▶ [Your instructions] Take each line containing "Pression" and report it exactly as written.

▶ [Records to use]
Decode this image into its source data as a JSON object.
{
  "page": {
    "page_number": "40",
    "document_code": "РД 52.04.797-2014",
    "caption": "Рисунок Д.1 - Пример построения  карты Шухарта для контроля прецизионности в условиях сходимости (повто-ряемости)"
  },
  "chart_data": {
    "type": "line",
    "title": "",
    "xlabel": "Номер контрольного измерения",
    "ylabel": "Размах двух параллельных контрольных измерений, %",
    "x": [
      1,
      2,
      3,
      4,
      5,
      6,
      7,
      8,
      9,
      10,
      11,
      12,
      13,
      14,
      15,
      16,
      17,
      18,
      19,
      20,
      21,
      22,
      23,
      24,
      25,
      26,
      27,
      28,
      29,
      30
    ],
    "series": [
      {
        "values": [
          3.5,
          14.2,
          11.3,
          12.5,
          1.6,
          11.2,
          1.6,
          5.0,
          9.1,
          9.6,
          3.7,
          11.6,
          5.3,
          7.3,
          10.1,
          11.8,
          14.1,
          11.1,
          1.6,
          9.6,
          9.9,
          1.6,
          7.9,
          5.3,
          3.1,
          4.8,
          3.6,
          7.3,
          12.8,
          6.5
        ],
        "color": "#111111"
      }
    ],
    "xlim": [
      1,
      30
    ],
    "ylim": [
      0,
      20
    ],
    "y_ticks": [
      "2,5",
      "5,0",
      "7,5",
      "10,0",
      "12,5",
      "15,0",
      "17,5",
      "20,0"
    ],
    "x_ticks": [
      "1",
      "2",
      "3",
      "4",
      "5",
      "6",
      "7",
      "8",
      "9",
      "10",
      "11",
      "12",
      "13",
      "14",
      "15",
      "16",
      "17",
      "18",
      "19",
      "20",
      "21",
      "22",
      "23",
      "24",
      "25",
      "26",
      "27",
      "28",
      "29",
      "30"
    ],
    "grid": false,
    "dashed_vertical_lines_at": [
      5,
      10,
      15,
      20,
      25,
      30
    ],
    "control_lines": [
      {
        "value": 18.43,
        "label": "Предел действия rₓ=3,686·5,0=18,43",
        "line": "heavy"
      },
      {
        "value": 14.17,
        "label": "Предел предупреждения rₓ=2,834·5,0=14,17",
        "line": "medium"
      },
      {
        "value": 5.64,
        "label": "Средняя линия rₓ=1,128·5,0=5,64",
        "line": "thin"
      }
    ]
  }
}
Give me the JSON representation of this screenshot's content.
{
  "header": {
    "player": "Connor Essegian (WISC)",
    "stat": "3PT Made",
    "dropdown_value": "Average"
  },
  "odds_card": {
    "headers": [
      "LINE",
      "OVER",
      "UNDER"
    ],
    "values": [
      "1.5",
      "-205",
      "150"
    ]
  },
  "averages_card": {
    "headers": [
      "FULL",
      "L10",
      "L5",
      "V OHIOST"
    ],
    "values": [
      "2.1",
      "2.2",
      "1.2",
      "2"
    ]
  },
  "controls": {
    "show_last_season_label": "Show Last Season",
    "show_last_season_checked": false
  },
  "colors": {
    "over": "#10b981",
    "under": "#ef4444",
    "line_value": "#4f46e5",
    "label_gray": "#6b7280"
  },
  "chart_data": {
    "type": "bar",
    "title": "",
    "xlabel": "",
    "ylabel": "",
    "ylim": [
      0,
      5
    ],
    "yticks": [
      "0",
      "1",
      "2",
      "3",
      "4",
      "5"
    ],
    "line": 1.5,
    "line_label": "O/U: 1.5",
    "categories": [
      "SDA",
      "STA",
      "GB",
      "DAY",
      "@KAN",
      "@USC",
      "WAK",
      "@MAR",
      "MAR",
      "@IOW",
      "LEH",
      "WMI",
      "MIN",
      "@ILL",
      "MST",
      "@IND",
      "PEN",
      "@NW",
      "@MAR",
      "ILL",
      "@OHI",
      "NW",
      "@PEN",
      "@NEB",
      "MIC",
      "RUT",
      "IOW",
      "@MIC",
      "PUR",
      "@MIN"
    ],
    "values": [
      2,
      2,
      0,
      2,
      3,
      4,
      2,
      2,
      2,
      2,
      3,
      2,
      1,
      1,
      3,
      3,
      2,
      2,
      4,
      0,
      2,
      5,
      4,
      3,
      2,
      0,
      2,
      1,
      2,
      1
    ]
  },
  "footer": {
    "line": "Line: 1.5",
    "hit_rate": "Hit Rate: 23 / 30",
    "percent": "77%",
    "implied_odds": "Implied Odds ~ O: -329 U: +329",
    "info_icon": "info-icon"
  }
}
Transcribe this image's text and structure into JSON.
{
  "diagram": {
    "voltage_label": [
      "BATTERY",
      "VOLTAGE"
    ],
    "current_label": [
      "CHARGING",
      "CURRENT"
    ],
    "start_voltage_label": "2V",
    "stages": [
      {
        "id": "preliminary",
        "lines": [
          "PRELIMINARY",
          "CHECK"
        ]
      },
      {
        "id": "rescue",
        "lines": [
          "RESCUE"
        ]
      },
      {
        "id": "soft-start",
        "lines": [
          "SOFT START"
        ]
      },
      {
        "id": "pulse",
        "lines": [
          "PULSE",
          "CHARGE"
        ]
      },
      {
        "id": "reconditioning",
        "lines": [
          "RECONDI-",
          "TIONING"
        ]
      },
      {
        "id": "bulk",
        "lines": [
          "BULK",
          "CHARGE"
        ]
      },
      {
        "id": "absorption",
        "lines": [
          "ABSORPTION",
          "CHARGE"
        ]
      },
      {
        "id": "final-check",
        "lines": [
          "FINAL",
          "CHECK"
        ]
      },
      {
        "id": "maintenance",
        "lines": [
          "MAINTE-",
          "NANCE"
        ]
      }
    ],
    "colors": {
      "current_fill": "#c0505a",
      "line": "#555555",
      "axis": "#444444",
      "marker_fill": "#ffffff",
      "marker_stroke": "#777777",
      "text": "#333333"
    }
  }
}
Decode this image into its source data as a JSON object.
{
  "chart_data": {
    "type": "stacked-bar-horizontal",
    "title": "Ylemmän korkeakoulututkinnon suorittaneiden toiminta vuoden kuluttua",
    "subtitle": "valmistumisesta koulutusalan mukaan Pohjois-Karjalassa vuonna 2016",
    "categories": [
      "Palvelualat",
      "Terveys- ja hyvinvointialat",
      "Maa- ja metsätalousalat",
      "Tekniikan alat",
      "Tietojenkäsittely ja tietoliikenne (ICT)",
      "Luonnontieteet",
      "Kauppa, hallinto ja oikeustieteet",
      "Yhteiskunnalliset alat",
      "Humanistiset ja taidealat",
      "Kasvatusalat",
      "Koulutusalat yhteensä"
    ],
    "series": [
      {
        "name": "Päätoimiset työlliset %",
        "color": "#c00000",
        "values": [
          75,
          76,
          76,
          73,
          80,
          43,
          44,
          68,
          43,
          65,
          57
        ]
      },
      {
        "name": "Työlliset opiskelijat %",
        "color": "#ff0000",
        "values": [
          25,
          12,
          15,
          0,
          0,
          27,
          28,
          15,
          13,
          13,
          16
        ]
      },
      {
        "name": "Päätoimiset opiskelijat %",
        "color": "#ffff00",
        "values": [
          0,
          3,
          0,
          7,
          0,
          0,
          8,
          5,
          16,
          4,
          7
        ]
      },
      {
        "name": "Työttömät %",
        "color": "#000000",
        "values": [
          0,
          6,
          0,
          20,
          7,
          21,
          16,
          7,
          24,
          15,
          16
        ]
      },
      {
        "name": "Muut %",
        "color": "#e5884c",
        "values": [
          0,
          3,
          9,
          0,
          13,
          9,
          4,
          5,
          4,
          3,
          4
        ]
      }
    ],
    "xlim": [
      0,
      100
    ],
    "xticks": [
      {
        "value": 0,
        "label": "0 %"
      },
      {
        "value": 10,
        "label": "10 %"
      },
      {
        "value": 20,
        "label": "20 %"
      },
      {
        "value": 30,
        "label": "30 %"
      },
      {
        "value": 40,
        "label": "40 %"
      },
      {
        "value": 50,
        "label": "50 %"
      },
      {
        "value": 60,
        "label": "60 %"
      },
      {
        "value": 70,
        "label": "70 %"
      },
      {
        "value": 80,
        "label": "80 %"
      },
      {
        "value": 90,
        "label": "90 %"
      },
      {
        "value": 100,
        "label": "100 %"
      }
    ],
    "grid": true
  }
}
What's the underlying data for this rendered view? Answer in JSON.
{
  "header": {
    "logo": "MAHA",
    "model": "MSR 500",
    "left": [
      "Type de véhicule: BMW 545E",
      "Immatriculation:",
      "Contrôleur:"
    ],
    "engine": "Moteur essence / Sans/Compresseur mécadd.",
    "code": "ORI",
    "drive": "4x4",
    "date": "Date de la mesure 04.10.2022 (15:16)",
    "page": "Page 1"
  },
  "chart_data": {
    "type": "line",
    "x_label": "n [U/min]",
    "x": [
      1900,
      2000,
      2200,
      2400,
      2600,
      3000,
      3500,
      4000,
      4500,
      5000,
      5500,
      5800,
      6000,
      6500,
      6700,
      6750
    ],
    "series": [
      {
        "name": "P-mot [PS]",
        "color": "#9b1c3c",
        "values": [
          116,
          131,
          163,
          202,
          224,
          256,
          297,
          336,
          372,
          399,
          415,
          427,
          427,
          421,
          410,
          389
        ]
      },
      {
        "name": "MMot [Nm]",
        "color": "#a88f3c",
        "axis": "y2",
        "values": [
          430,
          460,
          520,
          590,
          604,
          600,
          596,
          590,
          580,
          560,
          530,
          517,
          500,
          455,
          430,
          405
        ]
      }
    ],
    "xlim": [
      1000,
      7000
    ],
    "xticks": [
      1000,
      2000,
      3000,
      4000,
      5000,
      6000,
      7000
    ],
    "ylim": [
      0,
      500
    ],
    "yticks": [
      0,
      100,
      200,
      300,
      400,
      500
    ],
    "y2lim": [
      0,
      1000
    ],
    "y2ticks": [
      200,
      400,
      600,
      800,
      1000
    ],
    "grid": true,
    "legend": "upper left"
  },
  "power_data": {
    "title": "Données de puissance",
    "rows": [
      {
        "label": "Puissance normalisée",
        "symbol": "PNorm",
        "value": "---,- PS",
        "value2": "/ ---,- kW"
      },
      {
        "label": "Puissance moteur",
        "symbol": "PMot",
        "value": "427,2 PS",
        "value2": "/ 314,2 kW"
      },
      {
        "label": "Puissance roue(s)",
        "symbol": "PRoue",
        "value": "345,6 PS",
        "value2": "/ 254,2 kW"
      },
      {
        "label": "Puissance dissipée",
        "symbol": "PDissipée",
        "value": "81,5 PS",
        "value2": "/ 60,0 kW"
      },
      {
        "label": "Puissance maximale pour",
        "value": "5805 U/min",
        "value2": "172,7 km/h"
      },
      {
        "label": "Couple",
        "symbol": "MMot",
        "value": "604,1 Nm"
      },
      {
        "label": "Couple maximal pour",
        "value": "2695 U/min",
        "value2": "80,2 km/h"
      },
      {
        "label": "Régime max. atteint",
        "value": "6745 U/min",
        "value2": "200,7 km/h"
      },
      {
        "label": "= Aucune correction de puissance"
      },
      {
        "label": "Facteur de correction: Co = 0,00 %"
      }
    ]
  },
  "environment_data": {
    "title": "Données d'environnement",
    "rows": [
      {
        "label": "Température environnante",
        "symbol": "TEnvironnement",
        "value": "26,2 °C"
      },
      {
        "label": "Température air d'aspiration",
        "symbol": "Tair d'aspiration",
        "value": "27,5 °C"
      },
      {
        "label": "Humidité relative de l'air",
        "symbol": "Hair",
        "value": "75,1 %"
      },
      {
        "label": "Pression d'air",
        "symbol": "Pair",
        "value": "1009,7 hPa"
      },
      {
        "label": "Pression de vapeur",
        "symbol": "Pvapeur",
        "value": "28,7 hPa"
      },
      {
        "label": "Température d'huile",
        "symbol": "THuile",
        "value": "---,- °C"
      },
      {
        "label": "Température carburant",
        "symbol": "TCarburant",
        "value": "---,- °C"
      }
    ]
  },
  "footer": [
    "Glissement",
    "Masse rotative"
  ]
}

▶ [Full output]
        "label": "Pression d'air",
        "label": "Pression de vapeur",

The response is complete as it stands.